Exercise task >>
Will you quote all of the entries, word for word?

The data >>
(begin)

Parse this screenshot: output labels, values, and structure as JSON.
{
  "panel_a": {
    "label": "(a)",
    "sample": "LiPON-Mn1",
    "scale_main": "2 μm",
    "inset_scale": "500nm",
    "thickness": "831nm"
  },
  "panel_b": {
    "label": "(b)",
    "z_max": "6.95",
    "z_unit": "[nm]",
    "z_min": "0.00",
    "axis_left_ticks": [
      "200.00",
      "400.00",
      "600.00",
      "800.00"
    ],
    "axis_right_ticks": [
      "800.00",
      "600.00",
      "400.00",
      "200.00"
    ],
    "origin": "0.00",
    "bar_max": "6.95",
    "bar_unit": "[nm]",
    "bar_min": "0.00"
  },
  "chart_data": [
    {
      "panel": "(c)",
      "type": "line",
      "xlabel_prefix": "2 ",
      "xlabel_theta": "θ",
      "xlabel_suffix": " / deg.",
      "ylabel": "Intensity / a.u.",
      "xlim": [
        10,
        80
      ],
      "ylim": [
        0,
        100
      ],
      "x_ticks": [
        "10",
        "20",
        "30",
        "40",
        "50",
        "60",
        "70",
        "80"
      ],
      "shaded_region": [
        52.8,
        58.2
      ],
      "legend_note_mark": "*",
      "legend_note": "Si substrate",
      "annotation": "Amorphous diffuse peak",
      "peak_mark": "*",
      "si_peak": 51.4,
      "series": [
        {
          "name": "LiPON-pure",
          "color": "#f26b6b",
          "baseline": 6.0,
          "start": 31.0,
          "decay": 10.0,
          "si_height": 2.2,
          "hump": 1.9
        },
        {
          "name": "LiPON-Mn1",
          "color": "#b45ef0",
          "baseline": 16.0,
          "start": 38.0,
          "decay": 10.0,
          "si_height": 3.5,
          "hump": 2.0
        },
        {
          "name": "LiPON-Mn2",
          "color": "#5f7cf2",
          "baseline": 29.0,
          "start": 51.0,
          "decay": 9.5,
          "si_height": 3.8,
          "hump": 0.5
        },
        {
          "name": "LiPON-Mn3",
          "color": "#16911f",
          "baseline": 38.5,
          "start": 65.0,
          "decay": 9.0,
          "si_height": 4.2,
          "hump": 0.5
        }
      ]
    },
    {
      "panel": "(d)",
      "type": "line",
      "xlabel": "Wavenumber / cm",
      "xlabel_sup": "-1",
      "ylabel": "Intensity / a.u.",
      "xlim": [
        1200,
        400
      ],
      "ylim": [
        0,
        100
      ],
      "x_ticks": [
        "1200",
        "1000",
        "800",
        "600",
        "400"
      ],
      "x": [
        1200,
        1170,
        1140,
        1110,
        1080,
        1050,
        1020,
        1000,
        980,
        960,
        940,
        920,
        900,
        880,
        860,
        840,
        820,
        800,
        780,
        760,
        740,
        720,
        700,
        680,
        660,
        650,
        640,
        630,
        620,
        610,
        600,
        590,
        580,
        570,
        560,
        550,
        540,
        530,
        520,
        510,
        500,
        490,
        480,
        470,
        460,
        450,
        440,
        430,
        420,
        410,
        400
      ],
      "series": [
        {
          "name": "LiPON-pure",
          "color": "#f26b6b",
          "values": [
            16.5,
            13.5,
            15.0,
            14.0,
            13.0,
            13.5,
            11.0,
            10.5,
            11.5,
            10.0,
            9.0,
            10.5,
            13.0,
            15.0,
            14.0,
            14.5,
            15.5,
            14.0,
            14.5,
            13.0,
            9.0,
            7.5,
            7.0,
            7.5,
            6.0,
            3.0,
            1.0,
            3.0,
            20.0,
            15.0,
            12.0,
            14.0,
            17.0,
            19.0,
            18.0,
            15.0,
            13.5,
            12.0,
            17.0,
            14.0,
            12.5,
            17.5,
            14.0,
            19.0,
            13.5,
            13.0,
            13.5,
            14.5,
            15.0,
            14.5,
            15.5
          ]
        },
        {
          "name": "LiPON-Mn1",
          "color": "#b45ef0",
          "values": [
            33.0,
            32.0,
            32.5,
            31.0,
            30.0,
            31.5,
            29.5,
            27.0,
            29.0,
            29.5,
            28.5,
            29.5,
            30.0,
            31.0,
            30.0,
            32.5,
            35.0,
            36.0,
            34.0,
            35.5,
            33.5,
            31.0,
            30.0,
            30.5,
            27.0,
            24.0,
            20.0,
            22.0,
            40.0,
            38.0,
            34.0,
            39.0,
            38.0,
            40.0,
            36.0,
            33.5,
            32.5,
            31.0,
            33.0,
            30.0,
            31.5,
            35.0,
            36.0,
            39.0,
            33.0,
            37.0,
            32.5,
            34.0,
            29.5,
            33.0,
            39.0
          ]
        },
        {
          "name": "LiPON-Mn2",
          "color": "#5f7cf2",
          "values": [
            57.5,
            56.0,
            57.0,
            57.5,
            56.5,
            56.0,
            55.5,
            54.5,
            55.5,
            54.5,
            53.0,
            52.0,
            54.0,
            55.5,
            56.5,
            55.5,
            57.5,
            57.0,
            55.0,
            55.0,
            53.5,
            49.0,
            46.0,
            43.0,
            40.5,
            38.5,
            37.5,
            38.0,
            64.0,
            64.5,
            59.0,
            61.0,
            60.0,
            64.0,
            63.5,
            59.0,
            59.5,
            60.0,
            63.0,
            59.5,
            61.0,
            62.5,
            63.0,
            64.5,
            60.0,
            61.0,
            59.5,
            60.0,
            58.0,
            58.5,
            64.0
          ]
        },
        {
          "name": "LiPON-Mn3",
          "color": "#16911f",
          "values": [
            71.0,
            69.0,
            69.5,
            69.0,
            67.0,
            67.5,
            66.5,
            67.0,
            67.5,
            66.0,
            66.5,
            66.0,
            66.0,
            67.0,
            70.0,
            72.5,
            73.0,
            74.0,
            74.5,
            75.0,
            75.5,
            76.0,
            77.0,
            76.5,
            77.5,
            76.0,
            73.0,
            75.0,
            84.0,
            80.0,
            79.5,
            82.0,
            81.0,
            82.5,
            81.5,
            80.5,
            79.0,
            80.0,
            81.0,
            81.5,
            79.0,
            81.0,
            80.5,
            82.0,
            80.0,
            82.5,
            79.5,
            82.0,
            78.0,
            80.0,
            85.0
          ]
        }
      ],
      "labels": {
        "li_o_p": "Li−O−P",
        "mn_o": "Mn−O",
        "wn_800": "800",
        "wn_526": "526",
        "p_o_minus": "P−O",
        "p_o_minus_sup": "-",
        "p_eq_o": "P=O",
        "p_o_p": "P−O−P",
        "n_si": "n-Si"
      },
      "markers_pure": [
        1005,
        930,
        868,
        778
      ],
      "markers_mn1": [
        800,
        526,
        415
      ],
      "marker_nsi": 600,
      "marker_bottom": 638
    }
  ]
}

(end)

The result >>
Parse this screenshot: output labels, values, and structure as JSON.
{
  "panel_a": {
    "label": "(a)",
    "sample": "LiPON-Mn1",
    "scale_main": "2 μm",
    "inset_scale": "500nm",
    "thickness": "831nm"
  },
  "panel_b": {
    "label": "(b)",
    "z_max": "6.95",
    "z_unit": "[nm]",
    "z_min": "0.00",
    "axis_left_ticks": [
      "200.00",
      "400.00",
      "600.00",
      "800.00"
    ],
    "axis_right_ticks": [
      "800.00",
      "600.00",
      "400.00",
      "200.00"
    ],
    "origin": "0.00",
    "bar_max": "6.95",
    "bar_unit": "[nm]",
    "bar_min": "0.00"
  },
  "chart_data": [
    {
      "panel": "(c)",
      "type": "line",
      "xlabel_prefix": "2 ",
      "xlabel_theta": "θ",
      "xlabel_suffix": " / deg.",
      "ylabel": "Intensity / a.u.",
      "xlim": [
        10,
        80
      ],
      "ylim": [
        0,
        100
      ],
      "x_ticks": [
        "10",
        "20",
        "30",
        "40",
        "50",
        "60",
        "70",
        "80"
      ],
      "shaded_region": [
        52.8,
        58.2
      ],
      "legend_note_mark": "*",
      "legend_note": "Si substrate",
      "annotation": "Amorphous diffuse peak",
      "peak_mark": "*",
      "si_peak": 51.4,
      "series": [
        {
          "name": "LiPON-pure",
          "color": "#f26b6b",
          "baseline": 6.0,
          "start": 31.0,
          "decay": 10.0,
          "si_height": 2.2,
          "hump": 1.9
        },
        {
          "name": "LiPON-Mn1",
          "color": "#b45ef0",
          "baseline": 16.0,
          "start": 38.0,
          "decay": 10.0,
          "si_height": 3.5,
          "hump": 2.0
        },
        {
          "name": "LiPON-Mn2",
          "color": "#5f7cf2",
          "baseline": 29.0,
          "start": 51.0,
          "decay": 9.5,
          "si_height": 3.8,
          "hump": 0.5
        },
        {
          "name": "LiPON-Mn3",
          "color": "#16911f",
          "baseline": 38.5,
          "start": 65.0,
          "decay": 9.0,
          "si_height": 4.2,
          "hump": 0.5
        }
      ]
    },
    {
      "panel": "(d)",
      "type": "line",
      "xlabel": "Wavenumber / cm",
      "xlabel_sup": "-1",
      "ylabel": "Intensity / a.u.",
      "xlim": [
        1200,
        400
      ],
      "ylim": [
        0,
        100
      ],
      "x_ticks": [
        "1200",
        "1000",
        "800",
        "600",
        "400"
      ],
      "x": [
        1200,
        1170,
        1140,
        1110,
        1080,
        1050,
        1020,
        1000,
        980,
        960,
        940,
        920,
        900,
        880,
        860,
        840,
        820,
        800,
        780,
        760,
        740,
        720,
        700,
        680,
        660,
        650,
        640,
        630,
        620,
        610,
        600,
        590,
        580,
        570,
        560,
        550,
        540,
        530,
        520,
        510,
        500,
        490,
        480,
        470,
        460,
        450,
        440,
        430,
        420,
        410,
        400
      ],
      "series": [
        {
          "name": "LiPON-pure",
          "color": "#f26b6b",
          "values": [
            16.5,
            13.5,
            15.0,
            14.0,
            13.0,
            13.5,
            11.0,
            10.5,
            11.5,
            10.0,
            9.0,
            10.5,
            13.0,
            15.0,
            14.0,
            14.5,
            15.5,
            14.0,
            14.5,
            13.0,
            9.0,
            7.5,
            7.0,
            7.5,
            6.0,
            3.0,
            1.0,
            3.0,
            20.0,
            15.0,
            12.0,
            14.0,
            17.0,
            19.0,
            18.0,
            15.0,
            13.5,
            12.0,
            17.0,
            14.0,
            12.5,
            17.5,
            14.0,
            19.0,
            13.5,
            13.0,
            13.5,
            14.5,
            15.0,
            14.5,
            15.5
          ]
        },
        {
          "name": "LiPON-Mn1",
          "color": "#b45ef0",
          "values": [
            33.0,
            32.0,
            32.5,
            31.0,
            30.0,
            31.5,
            29.5,
            27.0,
            29.0,
            29.5,
            28.5,
            29.5,
            30.0,
            31.0,
            30.0,
            32.5,
            35.0,
            36.0,
            34.0,
            35.5,
            33.5,
            31.0,
            30.0,
            30.5,
            27.0,
            24.0,
            20.0,
            22.0,
            40.0,
            38.0,
            34.0,
            39.0,
            38.0,
            40.0,
            36.0,
            33.5,
            32.5,
            31.0,
            33.0,
            30.0,
            31.5,
            35.0,
            36.0,
            39.0,
            33.0,
            37.0,
            32.5,
            34.0,
            29.5,
            33.0,
            39.0
          ]
        },
        {
          "name": "LiPON-Mn2",
          "color": "#5f7cf2",
          "values": [
            57.5,
            56.0,
            57.0,
            57.5,
            56.5,
            56.0,
            55.5,
            54.5,
            55.5,
            54.5,
            53.0,
            52.0,
            54.0,
            55.5,
            56.5,
            55.5,
            57.5,
            57.0,
            55.0,
            55.0,
            53.5,
            49.0,
            46.0,
            43.0,
            40.5,
            38.5,
            37.5,
            38.0,
            64.0,
            64.5,
            59.0,
            61.0,
            60.0,
            64.0,
            63.5,
            59.0,
            59.5,
            60.0,
            63.0,
            59.5,
            61.0,
            62.5,
            63.0,
            64.5,
            60.0,
            61.0,
            59.5,
            60.0,
            58.0,
            58.5,
            64.0
          ]
        },
        {
          "name": "LiPON-Mn3",
          "color": "#16911f",
          "values": [
            71.0,
            69.0,
            69.5,
            69.0,
            67.0,
            67.5,
            66.5,
            67.0,
            67.5,
            66.0,
            66.5,
            66.0,
            66.0,
            67.0,
            70.0,
            72.5,
            73.0,
            74.0,
            74.5,
            75.0,
            75.5,
            76.0,
            77.0,
            76.5,
            77.5,
            76.0,
            73.0,
            75.0,
            84.0,
            80.0,
            79.5,
            82.0,
            81.0,
            82.5,
            81.5,
            80.5,
            79.0,
            80.0,
            81.0,
            81.5,
            79.0,
            81.0,
            80.5,
            82.0,
            80.0,
            82.5,
            79.5,
            82.0,
            78.0,
            80.0,
            85.0
          ]
        }
      ],
      "labels": {
        "li_o_p": "Li−O−P",
        "mn_o": "Mn−O",
        "wn_800": "800",
        "wn_526": "526",
        "p_o_minus": "P−O",
        "p_o_minus_sup": "-",
        "p_eq_o": "P=O",
        "p_o_p": "P−O−P",
        "n_si": "n-Si"
      },
      "markers_pure": [
        1005,
        930,
        868,
        778
      ],
      "markers_mn1": [
        800,
        526,
        415
      ],
      "marker_nsi": 600,
      "marker_bottom": 638
    }
  ]
}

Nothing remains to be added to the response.